### Directions for this task
Rewrite all the rows below with "component" changed to "object" and nothing else altered. Leave the pictures out.

━━━━━ Extracted records

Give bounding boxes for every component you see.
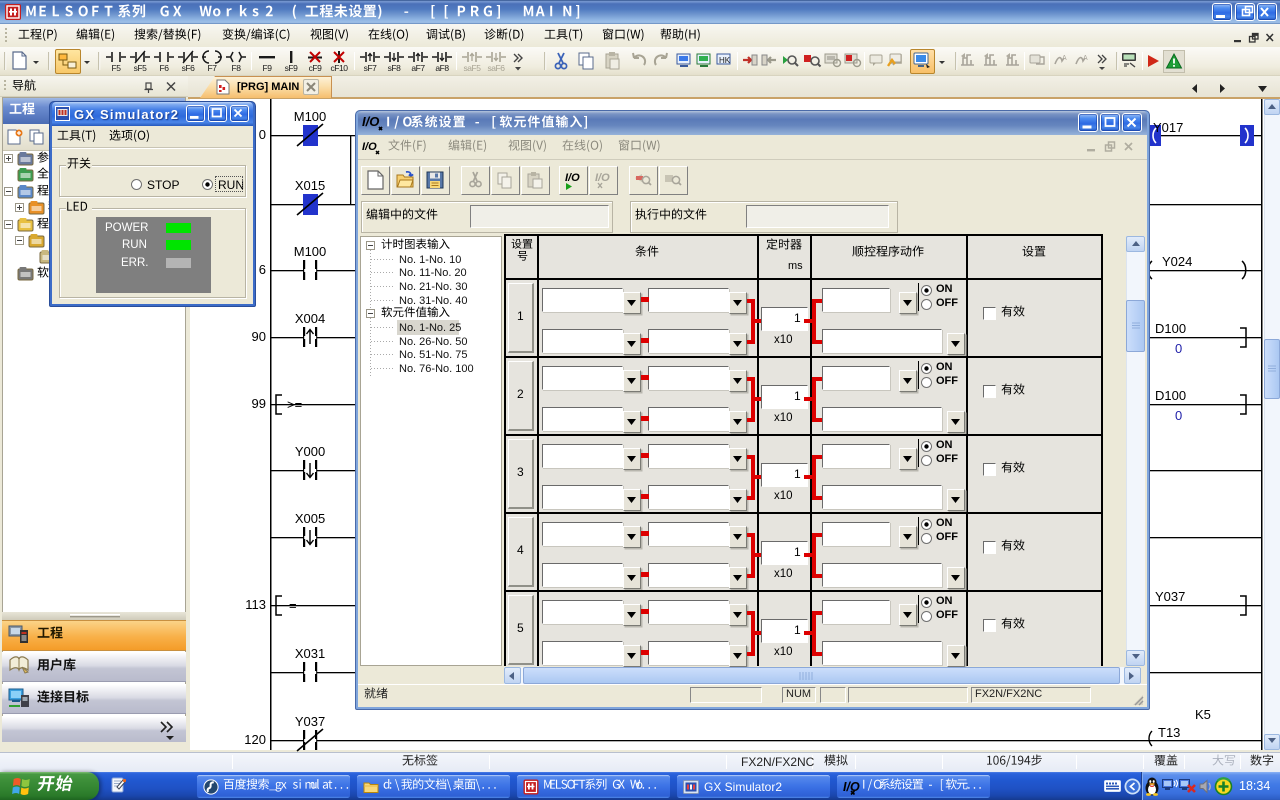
svg-text:I/O: I/O	[565, 172, 580, 184]
svg-text:Y037: Y037	[1155, 589, 1185, 604]
svg-text:6: 6	[259, 262, 266, 277]
svg-text:=: =	[289, 598, 297, 613]
svg-text:90: 90	[252, 329, 266, 344]
svg-text:X004: X004	[295, 311, 325, 326]
svg-text:A: A	[1062, 55, 1067, 62]
svg-text:0: 0	[259, 127, 266, 142]
svg-text:M100: M100	[294, 109, 327, 124]
svg-text:Y017: Y017	[1153, 120, 1183, 135]
svg-text:A: A	[1083, 55, 1088, 62]
svg-text:99: 99	[252, 396, 266, 411]
svg-text:X005: X005	[295, 511, 325, 526]
svg-text:Y037: Y037	[295, 714, 325, 729]
svg-text:D100: D100	[1155, 388, 1186, 403]
svg-text:X031: X031	[295, 646, 325, 661]
svg-text:120: 120	[244, 732, 266, 747]
svg-text:I/O: I/O	[362, 141, 377, 153]
svg-text:D100: D100	[1155, 321, 1186, 336]
svg-text:X015: X015	[295, 178, 325, 193]
svg-text:Y000: Y000	[295, 444, 325, 459]
svg-text:113: 113	[245, 597, 266, 612]
svg-text:T13: T13	[1158, 725, 1180, 740]
svg-text:M100: M100	[294, 244, 327, 259]
svg-text:>=: >=	[287, 397, 302, 412]
svg-text:K5: K5	[1195, 707, 1211, 722]
svg-text:0: 0	[1175, 341, 1182, 356]
svg-text:0: 0	[1175, 408, 1182, 423]
svg-text:Y024: Y024	[1162, 254, 1192, 269]
svg-text:I/O: I/O	[595, 172, 610, 184]
svg-text:HK: HK	[719, 56, 731, 65]
svg-text:I/O: I/O	[362, 114, 379, 129]
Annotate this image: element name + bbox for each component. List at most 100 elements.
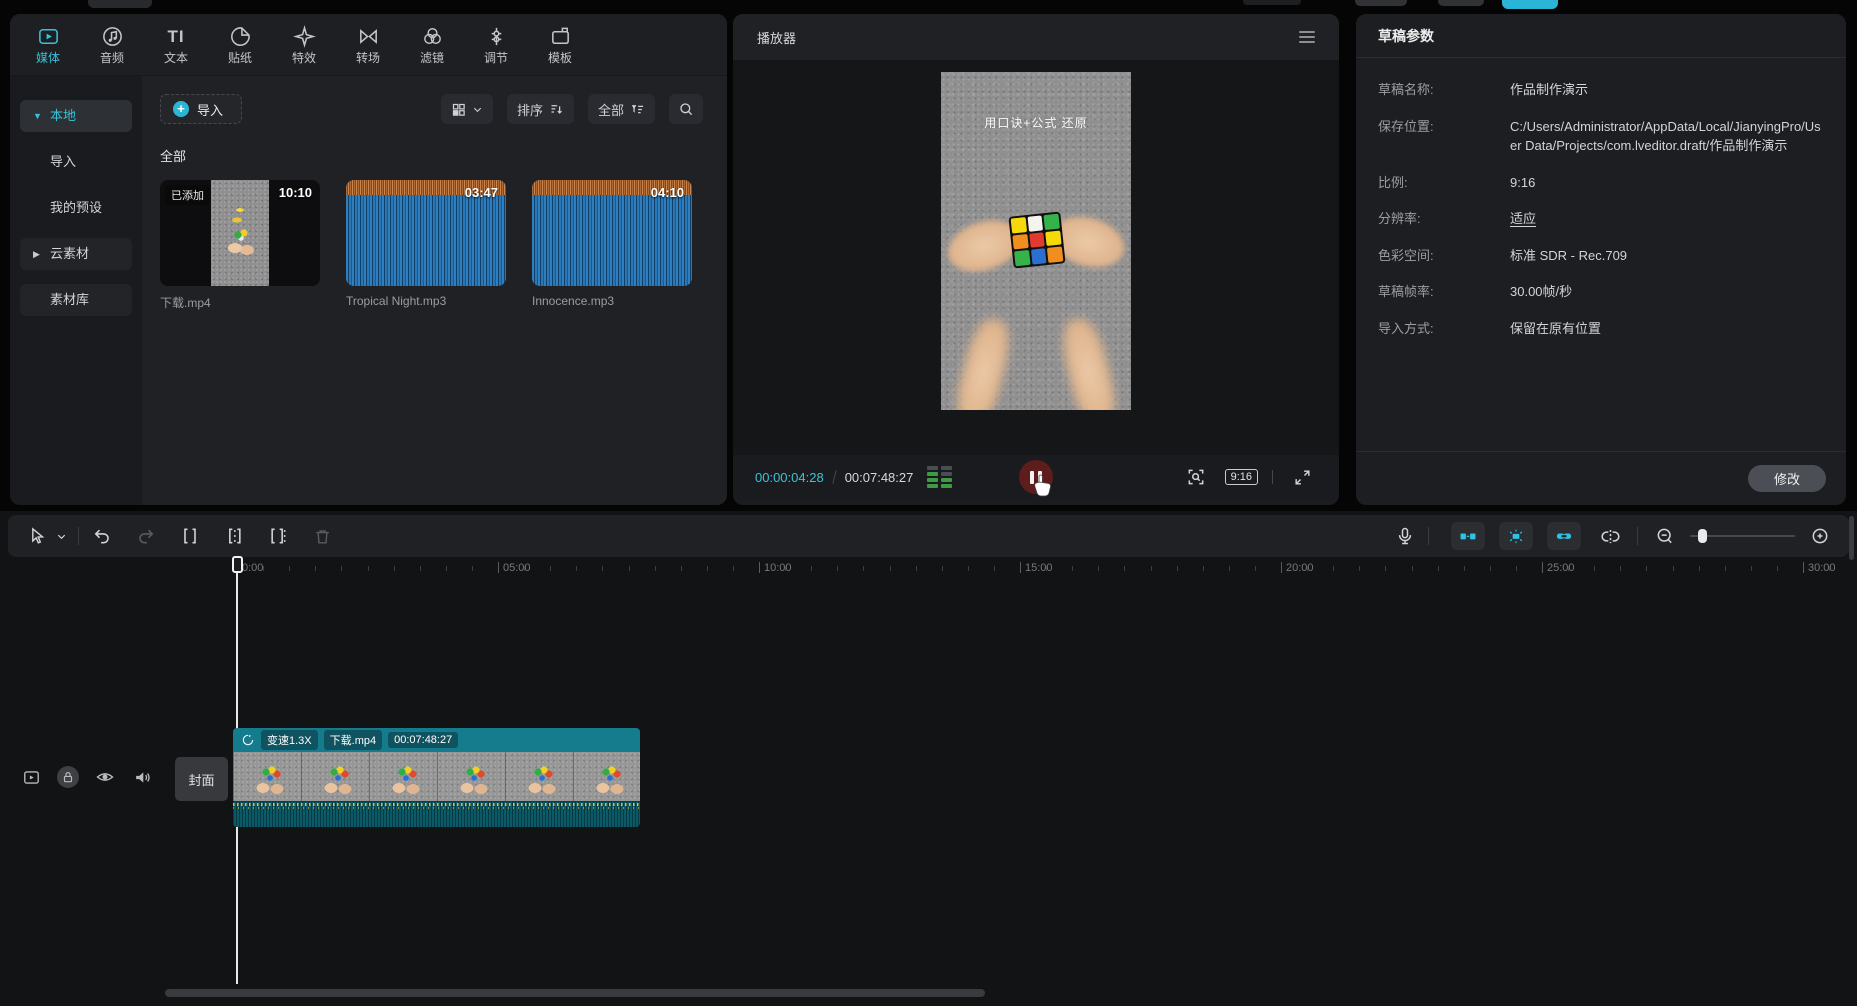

━━━━━━━━━━

### Written solution
Give bounding boxes for every object you see.
svg-text:I/O: I/O	[565, 172, 580, 184]
svg-text:Y037: Y037	[1155, 589, 1185, 604]
svg-text:6: 6	[259, 262, 266, 277]
svg-text:=: =	[289, 598, 297, 613]
svg-text:90: 90	[252, 329, 266, 344]
svg-text:X004: X004	[295, 311, 325, 326]
svg-text:A: A	[1062, 55, 1067, 62]
svg-text:0: 0	[259, 127, 266, 142]
svg-text:M100: M100	[294, 109, 327, 124]
svg-text:Y017: Y017	[1153, 120, 1183, 135]
svg-text:A: A	[1083, 55, 1088, 62]
svg-text:99: 99	[252, 396, 266, 411]
svg-text:X005: X005	[295, 511, 325, 526]
svg-text:Y037: Y037	[295, 714, 325, 729]
svg-text:D100: D100	[1155, 388, 1186, 403]
svg-text:X031: X031	[295, 646, 325, 661]
svg-text:120: 120	[244, 732, 266, 747]
svg-text:I/O: I/O	[362, 141, 377, 153]
svg-text:D100: D100	[1155, 321, 1186, 336]
svg-text:X015: X015	[295, 178, 325, 193]
svg-text:Y000: Y000	[295, 444, 325, 459]
svg-text:113: 113	[245, 597, 266, 612]
svg-text:T13: T13	[1158, 725, 1180, 740]
svg-text:M100: M100	[294, 244, 327, 259]
svg-text:>=: >=	[287, 397, 302, 412]
svg-text:K5: K5	[1195, 707, 1211, 722]
svg-text:0: 0	[1175, 341, 1182, 356]
svg-text:0: 0	[1175, 408, 1182, 423]
svg-text:Y024: Y024	[1162, 254, 1192, 269]
svg-text:I/O: I/O	[595, 172, 610, 184]
svg-text:HK: HK	[719, 56, 731, 65]
svg-text:I/O: I/O	[362, 114, 379, 129]
Annotate this image: element name + bbox for each object. List at most 100 elements.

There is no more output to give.